[Figure dataset records]
▬▬▬

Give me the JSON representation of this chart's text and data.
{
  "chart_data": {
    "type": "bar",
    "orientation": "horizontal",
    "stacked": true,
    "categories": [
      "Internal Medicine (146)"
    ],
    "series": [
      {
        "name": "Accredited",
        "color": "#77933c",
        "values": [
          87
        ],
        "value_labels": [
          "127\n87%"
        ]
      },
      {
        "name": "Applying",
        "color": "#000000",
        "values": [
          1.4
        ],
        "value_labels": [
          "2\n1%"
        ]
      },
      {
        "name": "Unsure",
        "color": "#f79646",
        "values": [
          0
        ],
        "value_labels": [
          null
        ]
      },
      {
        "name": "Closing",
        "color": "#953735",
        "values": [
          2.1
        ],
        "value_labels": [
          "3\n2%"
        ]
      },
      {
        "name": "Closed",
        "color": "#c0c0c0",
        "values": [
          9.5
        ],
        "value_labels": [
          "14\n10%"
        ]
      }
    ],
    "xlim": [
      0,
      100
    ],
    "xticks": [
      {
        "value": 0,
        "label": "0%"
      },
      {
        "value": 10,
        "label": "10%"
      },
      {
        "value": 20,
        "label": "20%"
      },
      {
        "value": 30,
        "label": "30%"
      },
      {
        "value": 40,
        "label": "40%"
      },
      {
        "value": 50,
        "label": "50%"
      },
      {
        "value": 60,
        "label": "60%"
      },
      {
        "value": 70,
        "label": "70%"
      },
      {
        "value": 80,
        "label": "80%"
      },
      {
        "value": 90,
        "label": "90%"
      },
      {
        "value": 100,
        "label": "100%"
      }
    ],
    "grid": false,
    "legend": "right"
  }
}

▬▬▬

State how many lines in the entries above include the word "color"; reply with the number alone.

5